» What is expected: Reproduce every record below exactly as written, but leave out any pictures.

» Records for the exercise:

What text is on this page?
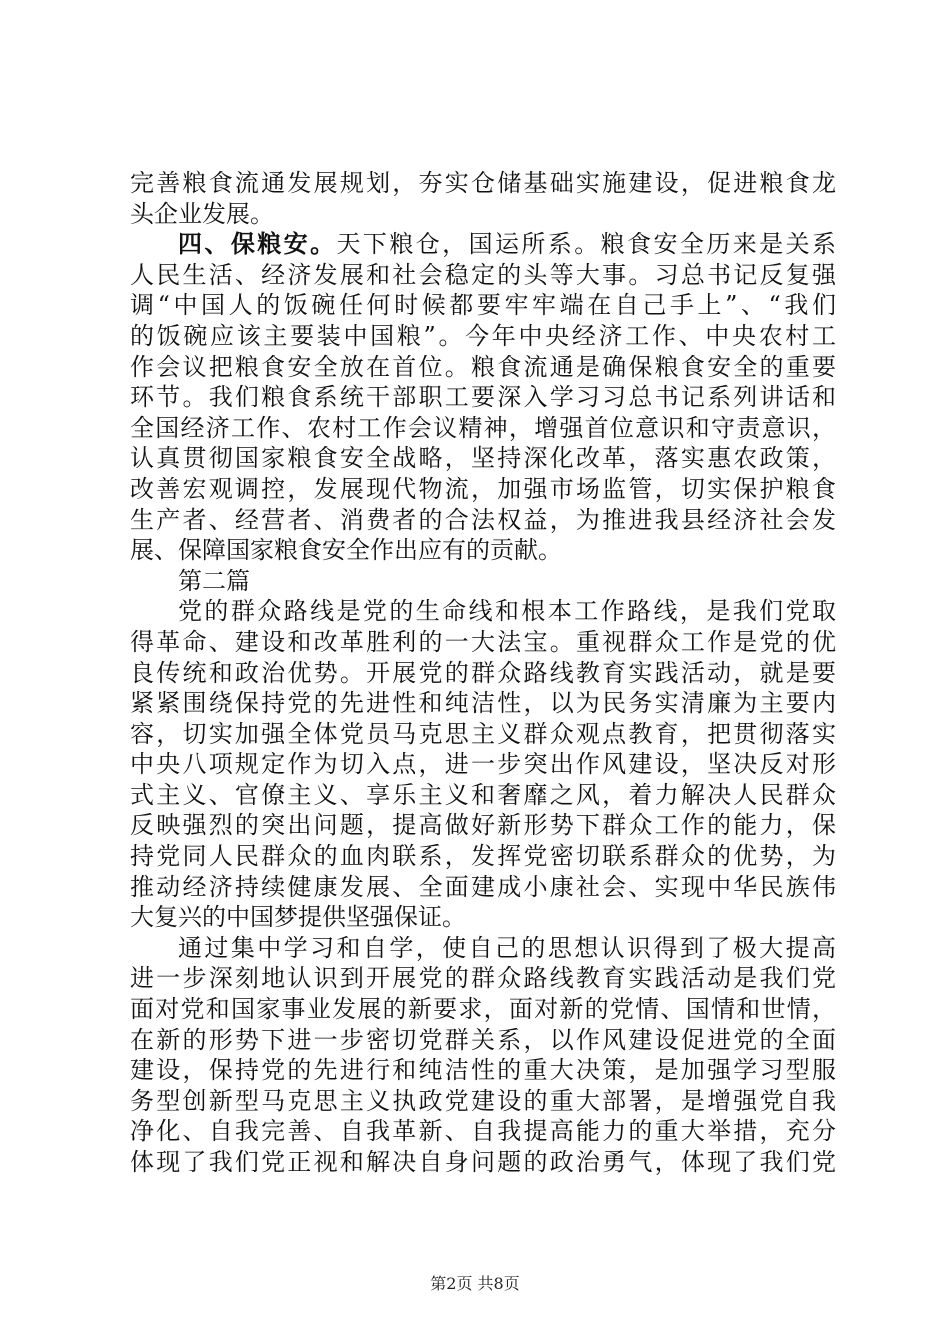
完善粮食流通发展规划，夯实仓储基础实施建设，促进粮食龙
头企业发展。
四、保粮安。天下粮仓，国运所系。粮食安全历来是关系
人民生活、经济发展和社会稳定的头等大事。习总书记反复强
调“中国人的饭碗任何时候都要牢牢端在自己手上”、“我们
的饭碗应该主要装中国粮”。今年中央经济工作、中央农村工
作会议把粮食安全放在首位。粮食流通是确保粮食安全的重要
环节。我们粮食系统干部职工要深入学习习总书记系列讲话和
全国经济工作、农村工作会议精神，增强首位意识和守责意识，
认真贯彻国家粮食安全战略，坚持深化改革，落实惠农政策，
改善宏观调控，发展现代物流，加强市场监管，切实保护粮食
生产者、经营者、消费者的合法权益，为推进我县经济社会发
展、保障国家粮食安全作出应有的贡献。
第二篇
党的群众路线是党的生命线和根本工作路线，是我们党取
得革命、建设和改革胜利的一大法宝。重视群众工作是党的优
良传统和政治优势。开展党的群众路线教育实践活动，就是要
紧紧围绕保持党的先进性和纯洁性，以为民务实清廉为主要内
容，切实加强全体党员马克思主义群众观点教育，把贯彻落实
中央八项规定作为切入点，进一步突出作风建设，坚决反对形
式主义、官僚主义、享乐主义和奢靡之风，着力解决人民群众
反映强烈的突出问题，提高做好新形势下群众工作的能力，保
持党同人民群众的血肉联系，发挥党密切联系群众的优势，为
推动经济持续健康发展、全面建成小康社会、实现中华民族伟
大复兴的中国梦提供坚强保证。
通过集中学习和自学，使自己的思想认识得到了极大提高
进一步深刻地认识到开展党的群众路线教育实践活动是我们党
面对党和国家事业发展的新要求，面对新的党情、国情和世情，
在新的形势下进一步密切党群关系，以作风建设促进党的全面
建设，保持党的先进行和纯洁性的重大决策，是加强学习型服
务型创新型马克思主义执政党建设的重大部署，是增强党自我
净化、自我完善、自我革新、自我提高能力的重大举措，充分
体现了我们党正视和解决自身问题的政治勇气，体现了我们党
第2页 共8页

» Solution for this task:
What text is on this page?
完善粮食流通发展规划，夯实仓储基础实施建设，促进粮食龙
头企业发展。
四、保粮安。天下粮仓，国运所系。粮食安全历来是关系
人民生活、经济发展和社会稳定的头等大事。习总书记反复强
调“中国人的饭碗任何时候都要牢牢端在自己手上”、“我们
的饭碗应该主要装中国粮”。今年中央经济工作、中央农村工
作会议把粮食安全放在首位。粮食流通是确保粮食安全的重要
环节。我们粮食系统干部职工要深入学习习总书记系列讲话和
全国经济工作、农村工作会议精神，增强首位意识和守责意识，
认真贯彻国家粮食安全战略，坚持深化改革，落实惠农政策，
改善宏观调控，发展现代物流，加强市场监管，切实保护粮食
生产者、经营者、消费者的合法权益，为推进我县经济社会发
展、保障国家粮食安全作出应有的贡献。
第二篇
党的群众路线是党的生命线和根本工作路线，是我们党取
得革命、建设和改革胜利的一大法宝。重视群众工作是党的优
良传统和政治优势。开展党的群众路线教育实践活动，就是要
紧紧围绕保持党的先进性和纯洁性，以为民务实清廉为主要内
容，切实加强全体党员马克思主义群众观点教育，把贯彻落实
中央八项规定作为切入点，进一步突出作风建设，坚决反对形
式主义、官僚主义、享乐主义和奢靡之风，着力解决人民群众
反映强烈的突出问题，提高做好新形势下群众工作的能力，保
持党同人民群众的血肉联系，发挥党密切联系群众的优势，为
推动经济持续健康发展、全面建成小康社会、实现中华民族伟
大复兴的中国梦提供坚强保证。
通过集中学习和自学，使自己的思想认识得到了极大提高
进一步深刻地认识到开展党的群众路线教育实践活动是我们党
面对党和国家事业发展的新要求，面对新的党情、国情和世情，
在新的形势下进一步密切党群关系，以作风建设促进党的全面
建设，保持党的先进行和纯洁性的重大决策，是加强学习型服
务型创新型马克思主义执政党建设的重大部署，是增强党自我
净化、自我完善、自我革新、自我提高能力的重大举措，充分
体现了我们党正视和解决自身问题的政治勇气，体现了我们党
第2页 共8页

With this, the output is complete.